CHALLENGE: Check every line below for the word "screenshot" and give only the number of lines where it appears.

PROVIDED RECORDS:
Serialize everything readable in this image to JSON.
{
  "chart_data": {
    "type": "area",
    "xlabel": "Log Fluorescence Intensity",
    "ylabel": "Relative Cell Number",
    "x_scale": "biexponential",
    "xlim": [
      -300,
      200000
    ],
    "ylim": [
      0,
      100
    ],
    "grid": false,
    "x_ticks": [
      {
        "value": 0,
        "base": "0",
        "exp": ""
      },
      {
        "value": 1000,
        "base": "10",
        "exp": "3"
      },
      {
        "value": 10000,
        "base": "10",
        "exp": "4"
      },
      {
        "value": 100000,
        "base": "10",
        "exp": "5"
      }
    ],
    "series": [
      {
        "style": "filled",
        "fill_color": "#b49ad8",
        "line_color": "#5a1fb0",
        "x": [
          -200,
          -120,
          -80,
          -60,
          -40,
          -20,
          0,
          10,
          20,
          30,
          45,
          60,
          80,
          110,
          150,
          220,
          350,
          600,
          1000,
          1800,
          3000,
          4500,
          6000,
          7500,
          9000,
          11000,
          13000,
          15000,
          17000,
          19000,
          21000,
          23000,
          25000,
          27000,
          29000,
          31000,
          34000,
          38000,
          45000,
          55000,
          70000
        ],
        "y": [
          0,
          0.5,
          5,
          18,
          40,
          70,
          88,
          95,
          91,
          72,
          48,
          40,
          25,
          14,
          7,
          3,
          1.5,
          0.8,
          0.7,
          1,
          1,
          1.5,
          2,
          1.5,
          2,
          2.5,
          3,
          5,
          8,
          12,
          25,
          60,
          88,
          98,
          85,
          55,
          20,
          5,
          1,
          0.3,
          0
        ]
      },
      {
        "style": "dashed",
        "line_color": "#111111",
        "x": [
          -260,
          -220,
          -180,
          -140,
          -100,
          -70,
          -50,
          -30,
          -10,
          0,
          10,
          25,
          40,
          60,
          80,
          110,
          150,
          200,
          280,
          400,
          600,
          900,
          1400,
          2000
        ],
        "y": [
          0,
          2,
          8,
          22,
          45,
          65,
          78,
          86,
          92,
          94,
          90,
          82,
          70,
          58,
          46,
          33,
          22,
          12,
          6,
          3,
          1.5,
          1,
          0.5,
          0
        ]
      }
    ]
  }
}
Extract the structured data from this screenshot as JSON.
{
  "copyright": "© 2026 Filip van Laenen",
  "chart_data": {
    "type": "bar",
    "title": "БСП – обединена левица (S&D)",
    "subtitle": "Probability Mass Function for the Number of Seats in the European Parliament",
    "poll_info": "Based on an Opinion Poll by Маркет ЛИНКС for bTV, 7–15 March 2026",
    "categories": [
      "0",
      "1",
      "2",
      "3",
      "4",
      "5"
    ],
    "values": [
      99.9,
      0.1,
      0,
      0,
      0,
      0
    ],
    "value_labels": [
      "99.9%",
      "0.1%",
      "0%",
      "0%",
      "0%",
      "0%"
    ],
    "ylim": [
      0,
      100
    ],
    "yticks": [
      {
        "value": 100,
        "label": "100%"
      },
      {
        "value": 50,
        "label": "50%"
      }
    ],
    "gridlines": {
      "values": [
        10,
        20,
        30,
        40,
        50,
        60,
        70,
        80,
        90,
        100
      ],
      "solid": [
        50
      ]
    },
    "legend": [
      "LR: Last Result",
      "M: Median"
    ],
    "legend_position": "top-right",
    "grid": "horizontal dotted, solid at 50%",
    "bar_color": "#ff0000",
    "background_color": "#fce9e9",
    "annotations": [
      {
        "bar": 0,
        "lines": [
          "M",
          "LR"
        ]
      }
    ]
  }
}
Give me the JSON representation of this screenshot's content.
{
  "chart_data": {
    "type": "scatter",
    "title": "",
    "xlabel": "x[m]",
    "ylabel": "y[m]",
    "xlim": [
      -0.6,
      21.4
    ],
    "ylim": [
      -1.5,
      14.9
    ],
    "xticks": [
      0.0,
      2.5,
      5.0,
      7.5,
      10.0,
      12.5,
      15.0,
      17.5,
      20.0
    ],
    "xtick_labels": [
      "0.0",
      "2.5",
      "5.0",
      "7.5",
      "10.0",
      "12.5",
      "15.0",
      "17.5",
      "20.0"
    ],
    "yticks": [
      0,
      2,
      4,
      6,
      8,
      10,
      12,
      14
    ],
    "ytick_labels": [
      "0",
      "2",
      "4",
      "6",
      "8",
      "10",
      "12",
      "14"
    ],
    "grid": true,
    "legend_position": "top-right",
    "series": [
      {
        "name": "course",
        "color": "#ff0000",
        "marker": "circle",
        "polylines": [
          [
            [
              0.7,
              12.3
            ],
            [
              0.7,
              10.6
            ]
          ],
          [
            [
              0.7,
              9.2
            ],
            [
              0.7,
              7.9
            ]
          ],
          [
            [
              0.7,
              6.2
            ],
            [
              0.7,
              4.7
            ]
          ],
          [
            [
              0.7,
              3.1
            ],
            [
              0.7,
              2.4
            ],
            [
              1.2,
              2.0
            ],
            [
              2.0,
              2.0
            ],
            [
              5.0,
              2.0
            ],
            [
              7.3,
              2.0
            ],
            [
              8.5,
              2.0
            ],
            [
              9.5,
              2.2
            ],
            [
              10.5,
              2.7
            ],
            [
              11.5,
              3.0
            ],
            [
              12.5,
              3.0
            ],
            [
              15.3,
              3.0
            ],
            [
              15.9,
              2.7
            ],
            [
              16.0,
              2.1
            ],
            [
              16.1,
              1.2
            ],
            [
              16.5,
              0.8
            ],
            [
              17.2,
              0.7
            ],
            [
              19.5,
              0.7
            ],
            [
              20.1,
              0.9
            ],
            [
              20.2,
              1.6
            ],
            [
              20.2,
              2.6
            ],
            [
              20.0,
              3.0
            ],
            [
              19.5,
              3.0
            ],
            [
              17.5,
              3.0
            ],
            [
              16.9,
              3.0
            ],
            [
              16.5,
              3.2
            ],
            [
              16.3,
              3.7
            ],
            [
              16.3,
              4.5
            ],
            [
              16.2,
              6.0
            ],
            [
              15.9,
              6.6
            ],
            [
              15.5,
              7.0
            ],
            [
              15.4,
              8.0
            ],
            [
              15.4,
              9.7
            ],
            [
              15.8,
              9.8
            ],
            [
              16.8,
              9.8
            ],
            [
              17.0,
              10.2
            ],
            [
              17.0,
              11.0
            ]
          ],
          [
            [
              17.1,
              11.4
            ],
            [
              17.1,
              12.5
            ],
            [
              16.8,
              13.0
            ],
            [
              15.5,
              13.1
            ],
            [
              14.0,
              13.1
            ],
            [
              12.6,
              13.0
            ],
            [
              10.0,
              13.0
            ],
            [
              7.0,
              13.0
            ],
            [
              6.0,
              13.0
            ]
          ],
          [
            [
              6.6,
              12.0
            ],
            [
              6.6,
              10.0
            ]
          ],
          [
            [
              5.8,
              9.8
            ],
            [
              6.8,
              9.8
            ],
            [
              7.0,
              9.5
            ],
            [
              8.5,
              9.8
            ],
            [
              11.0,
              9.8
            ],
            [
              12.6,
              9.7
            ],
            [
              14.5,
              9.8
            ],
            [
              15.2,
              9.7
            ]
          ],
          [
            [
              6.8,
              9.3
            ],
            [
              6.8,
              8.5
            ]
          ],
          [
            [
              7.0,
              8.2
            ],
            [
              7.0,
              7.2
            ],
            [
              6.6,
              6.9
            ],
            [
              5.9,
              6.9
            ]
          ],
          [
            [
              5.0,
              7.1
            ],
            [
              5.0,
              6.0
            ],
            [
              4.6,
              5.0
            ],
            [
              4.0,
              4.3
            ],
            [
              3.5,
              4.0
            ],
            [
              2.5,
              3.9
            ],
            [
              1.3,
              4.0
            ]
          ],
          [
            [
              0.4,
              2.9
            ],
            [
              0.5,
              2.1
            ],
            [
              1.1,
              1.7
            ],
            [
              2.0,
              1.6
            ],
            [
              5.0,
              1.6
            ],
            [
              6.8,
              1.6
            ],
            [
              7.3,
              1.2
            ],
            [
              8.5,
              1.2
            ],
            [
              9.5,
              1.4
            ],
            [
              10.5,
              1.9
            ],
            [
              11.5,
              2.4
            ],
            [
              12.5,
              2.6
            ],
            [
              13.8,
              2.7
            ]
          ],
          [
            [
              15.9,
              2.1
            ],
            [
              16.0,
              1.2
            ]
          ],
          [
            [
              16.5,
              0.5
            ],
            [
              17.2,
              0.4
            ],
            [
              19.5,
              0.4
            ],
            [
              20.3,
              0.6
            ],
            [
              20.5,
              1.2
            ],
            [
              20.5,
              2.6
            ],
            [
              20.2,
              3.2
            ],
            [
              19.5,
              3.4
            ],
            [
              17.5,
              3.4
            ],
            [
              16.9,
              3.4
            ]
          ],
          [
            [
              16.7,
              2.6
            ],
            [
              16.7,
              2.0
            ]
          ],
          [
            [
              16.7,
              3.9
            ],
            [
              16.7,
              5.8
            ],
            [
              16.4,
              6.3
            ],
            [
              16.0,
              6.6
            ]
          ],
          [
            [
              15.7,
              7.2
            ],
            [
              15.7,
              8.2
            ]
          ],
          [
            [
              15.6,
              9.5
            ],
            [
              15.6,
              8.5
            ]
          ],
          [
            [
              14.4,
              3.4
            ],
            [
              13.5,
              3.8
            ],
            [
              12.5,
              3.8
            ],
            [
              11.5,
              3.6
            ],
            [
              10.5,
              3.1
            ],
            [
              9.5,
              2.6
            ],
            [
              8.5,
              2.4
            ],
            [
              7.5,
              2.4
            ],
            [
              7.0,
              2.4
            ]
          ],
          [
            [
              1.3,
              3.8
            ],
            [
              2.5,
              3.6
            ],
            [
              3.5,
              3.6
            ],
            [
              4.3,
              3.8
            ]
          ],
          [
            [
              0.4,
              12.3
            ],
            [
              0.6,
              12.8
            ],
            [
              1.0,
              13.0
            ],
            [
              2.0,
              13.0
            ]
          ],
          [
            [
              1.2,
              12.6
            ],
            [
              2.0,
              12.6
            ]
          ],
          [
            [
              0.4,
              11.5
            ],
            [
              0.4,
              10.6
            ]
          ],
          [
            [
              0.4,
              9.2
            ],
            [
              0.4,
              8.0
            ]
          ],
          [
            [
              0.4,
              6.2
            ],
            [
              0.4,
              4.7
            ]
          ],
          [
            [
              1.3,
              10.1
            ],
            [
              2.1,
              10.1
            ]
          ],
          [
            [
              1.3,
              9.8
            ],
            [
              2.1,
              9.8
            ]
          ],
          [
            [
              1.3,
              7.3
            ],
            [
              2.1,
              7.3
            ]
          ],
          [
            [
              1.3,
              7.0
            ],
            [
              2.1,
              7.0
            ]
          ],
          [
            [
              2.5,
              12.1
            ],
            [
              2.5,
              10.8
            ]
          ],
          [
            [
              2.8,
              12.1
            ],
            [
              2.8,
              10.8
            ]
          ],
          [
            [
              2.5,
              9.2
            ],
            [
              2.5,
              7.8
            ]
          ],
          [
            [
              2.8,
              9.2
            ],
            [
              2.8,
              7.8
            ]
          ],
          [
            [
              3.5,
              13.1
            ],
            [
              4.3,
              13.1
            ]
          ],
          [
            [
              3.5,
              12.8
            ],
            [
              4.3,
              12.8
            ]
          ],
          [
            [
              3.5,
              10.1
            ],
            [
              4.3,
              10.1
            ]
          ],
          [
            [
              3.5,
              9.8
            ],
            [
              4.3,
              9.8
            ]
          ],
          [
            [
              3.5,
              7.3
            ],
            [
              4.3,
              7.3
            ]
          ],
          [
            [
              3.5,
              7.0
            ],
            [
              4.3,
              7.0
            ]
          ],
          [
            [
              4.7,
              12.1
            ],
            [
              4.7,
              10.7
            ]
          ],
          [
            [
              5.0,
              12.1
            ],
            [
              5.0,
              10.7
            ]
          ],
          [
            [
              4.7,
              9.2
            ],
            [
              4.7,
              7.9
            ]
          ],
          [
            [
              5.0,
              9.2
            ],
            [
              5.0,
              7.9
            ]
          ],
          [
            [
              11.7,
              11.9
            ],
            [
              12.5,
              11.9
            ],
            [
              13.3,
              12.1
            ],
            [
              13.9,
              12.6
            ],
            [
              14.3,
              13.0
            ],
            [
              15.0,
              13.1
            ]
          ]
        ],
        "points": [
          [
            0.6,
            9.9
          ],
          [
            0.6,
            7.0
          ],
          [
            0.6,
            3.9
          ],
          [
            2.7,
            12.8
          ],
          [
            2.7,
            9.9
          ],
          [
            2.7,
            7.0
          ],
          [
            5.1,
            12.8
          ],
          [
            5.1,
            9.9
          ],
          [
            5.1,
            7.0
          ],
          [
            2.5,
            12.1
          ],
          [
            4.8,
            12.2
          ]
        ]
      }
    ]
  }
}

SOLUTION TO THE PROBLEM: 2